**Set task:**
Please write out the complete listing that follows, exactly as it reads.

***

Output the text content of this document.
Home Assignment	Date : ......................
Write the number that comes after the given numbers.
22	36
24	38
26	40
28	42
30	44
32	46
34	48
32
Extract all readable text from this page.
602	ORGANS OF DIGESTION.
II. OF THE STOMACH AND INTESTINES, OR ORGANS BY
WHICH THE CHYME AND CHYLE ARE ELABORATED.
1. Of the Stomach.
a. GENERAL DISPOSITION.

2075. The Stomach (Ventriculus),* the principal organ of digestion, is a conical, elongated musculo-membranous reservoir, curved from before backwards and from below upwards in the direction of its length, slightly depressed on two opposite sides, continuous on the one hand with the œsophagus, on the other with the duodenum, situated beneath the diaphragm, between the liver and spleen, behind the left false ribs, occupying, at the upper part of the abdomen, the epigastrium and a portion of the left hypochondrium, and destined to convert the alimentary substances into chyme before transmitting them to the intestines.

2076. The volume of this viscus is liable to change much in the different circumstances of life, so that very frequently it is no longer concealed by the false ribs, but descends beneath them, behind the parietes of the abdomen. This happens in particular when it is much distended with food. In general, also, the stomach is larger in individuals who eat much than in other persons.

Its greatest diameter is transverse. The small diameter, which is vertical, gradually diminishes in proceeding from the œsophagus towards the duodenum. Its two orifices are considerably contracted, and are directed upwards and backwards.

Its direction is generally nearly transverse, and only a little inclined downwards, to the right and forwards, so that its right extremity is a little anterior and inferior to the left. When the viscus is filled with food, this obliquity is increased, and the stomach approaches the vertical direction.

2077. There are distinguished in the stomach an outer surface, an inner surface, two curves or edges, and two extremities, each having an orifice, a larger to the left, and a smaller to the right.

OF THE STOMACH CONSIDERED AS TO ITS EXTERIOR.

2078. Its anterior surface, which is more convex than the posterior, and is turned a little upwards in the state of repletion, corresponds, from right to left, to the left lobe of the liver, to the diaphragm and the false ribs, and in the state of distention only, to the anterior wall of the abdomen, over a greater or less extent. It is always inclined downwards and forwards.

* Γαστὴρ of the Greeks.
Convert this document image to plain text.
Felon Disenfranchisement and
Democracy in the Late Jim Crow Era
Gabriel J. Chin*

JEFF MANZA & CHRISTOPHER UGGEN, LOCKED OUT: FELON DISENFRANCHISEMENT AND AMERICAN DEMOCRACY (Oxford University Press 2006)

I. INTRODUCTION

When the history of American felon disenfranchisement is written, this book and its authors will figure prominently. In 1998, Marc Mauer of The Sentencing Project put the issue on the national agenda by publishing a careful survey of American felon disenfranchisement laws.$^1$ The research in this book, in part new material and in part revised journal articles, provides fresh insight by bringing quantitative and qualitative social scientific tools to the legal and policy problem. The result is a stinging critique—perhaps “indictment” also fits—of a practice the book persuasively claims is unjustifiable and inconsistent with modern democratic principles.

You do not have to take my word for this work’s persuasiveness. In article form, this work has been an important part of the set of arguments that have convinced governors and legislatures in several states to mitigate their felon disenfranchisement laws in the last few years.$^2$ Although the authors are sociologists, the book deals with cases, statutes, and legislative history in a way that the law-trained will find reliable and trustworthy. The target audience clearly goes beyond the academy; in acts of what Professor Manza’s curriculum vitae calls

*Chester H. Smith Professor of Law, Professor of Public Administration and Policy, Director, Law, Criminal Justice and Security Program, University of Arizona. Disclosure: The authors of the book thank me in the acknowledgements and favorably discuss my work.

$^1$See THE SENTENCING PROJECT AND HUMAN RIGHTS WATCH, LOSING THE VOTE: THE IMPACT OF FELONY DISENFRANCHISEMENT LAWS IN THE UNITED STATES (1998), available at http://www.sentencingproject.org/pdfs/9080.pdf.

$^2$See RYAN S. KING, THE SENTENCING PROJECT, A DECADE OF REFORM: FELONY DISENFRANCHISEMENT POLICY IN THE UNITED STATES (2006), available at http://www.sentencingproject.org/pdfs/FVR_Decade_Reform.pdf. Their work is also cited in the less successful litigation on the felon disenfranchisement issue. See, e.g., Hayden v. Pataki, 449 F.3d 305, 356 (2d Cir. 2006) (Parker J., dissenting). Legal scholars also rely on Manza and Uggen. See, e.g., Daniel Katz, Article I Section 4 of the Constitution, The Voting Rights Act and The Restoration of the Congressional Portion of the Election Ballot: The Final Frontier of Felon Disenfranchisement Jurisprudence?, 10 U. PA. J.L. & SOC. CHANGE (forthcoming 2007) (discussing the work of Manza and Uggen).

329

***

**Response below:**
Output the text content of this document.
Home Assignment	Date : ......................
Write the number that comes after the given numbers.
22	36
24	38
26	40
28	42
30	44
32	46
34	48
32
Extract all readable text from this page.
602	ORGANS OF DIGESTION.
II. OF THE STOMACH AND INTESTINES, OR ORGANS BY
WHICH THE CHYME AND CHYLE ARE ELABORATED.
1. Of the Stomach.
a. GENERAL DISPOSITION.

2075. The Stomach (Ventriculus),* the principal organ of digestion, is a conical, elongated musculo-membranous reservoir, curved from before backwards and from below upwards in the direction of its length, slightly depressed on two opposite sides, continuous on the one hand with the œsophagus, on the other with the duodenum, situated beneath the diaphragm, between the liver and spleen, behind the left false ribs, occupying, at the upper part of the abdomen, the epigastrium and a portion of the left hypochondrium, and destined to convert the alimentary substances into chyme before transmitting them to the intestines.

2076. The volume of this viscus is liable to change much in the different circumstances of life, so that very frequently it is no longer concealed by the false ribs, but descends beneath them, behind the parietes of the abdomen. This happens in particular when it is much distended with food. In general, also, the stomach is larger in individuals who eat much than in other persons.

Its greatest diameter is transverse. The small diameter, which is vertical, gradually diminishes in proceeding from the œsophagus towards the duodenum. Its two orifices are considerably contracted, and are directed upwards and backwards.

Its direction is generally nearly transverse, and only a little inclined downwards, to the right and forwards, so that its right extremity is a little anterior and inferior to the left. When the viscus is filled with food, this obliquity is increased, and the stomach approaches the vertical direction.

2077. There are distinguished in the stomach an outer surface, an inner surface, two curves or edges, and two extremities, each having an orifice, a larger to the left, and a smaller to the right.

OF THE STOMACH CONSIDERED AS TO ITS EXTERIOR.

2078. Its anterior surface, which is more convex than the posterior, and is turned a little upwards in the state of repletion, corresponds, from right to left, to the left lobe of the liver, to the diaphragm and the false ribs, and in the state of distention only, to the anterior wall of the abdomen, over a greater or less extent. It is always inclined downwards and forwards.

* Γαστὴρ of the Greeks.
Convert this document image to plain text.
Felon Disenfranchisement and
Democracy in the Late Jim Crow Era
Gabriel J. Chin*

JEFF MANZA & CHRISTOPHER UGGEN, LOCKED OUT: FELON DISENFRANCHISEMENT AND AMERICAN DEMOCRACY (Oxford University Press 2006)

I. INTRODUCTION

When the history of American felon disenfranchisement is written, this book and its authors will figure prominently. In 1998, Marc Mauer of The Sentencing Project put the issue on the national agenda by publishing a careful survey of American felon disenfranchisement laws.$^1$ The research in this book, in part new material and in part revised journal articles, provides fresh insight by bringing quantitative and qualitative social scientific tools to the legal and policy problem. The result is a stinging critique—perhaps “indictment” also fits—of a practice the book persuasively claims is unjustifiable and inconsistent with modern democratic principles.

You do not have to take my word for this work’s persuasiveness. In article form, this work has been an important part of the set of arguments that have convinced governors and legislatures in several states to mitigate their felon disenfranchisement laws in the last few years.$^2$ Although the authors are sociologists, the book deals with cases, statutes, and legislative history in a way that the law-trained will find reliable and trustworthy. The target audience clearly goes beyond the academy; in acts of what Professor Manza’s curriculum vitae calls

*Chester H. Smith Professor of Law, Professor of Public Administration and Policy, Director, Law, Criminal Justice and Security Program, University of Arizona. Disclosure: The authors of the book thank me in the acknowledgements and favorably discuss my work.

$^1$See THE SENTENCING PROJECT AND HUMAN RIGHTS WATCH, LOSING THE VOTE: THE IMPACT OF FELONY DISENFRANCHISEMENT LAWS IN THE UNITED STATES (1998), available at http://www.sentencingproject.org/pdfs/9080.pdf.

$^2$See RYAN S. KING, THE SENTENCING PROJECT, A DECADE OF REFORM: FELONY DISENFRANCHISEMENT POLICY IN THE UNITED STATES (2006), available at http://www.sentencingproject.org/pdfs/FVR_Decade_Reform.pdf. Their work is also cited in the less successful litigation on the felon disenfranchisement issue. See, e.g., Hayden v. Pataki, 449 F.3d 305, 356 (2d Cir. 2006) (Parker J., dissenting). Legal scholars also rely on Manza and Uggen. See, e.g., Daniel Katz, Article I Section 4 of the Constitution, The Voting Rights Act and The Restoration of the Congressional Portion of the Election Ballot: The Final Frontier of Felon Disenfranchisement Jurisprudence?, 10 U. PA. J.L. & SOC. CHANGE (forthcoming 2007) (discussing the work of Manza and Uggen).

329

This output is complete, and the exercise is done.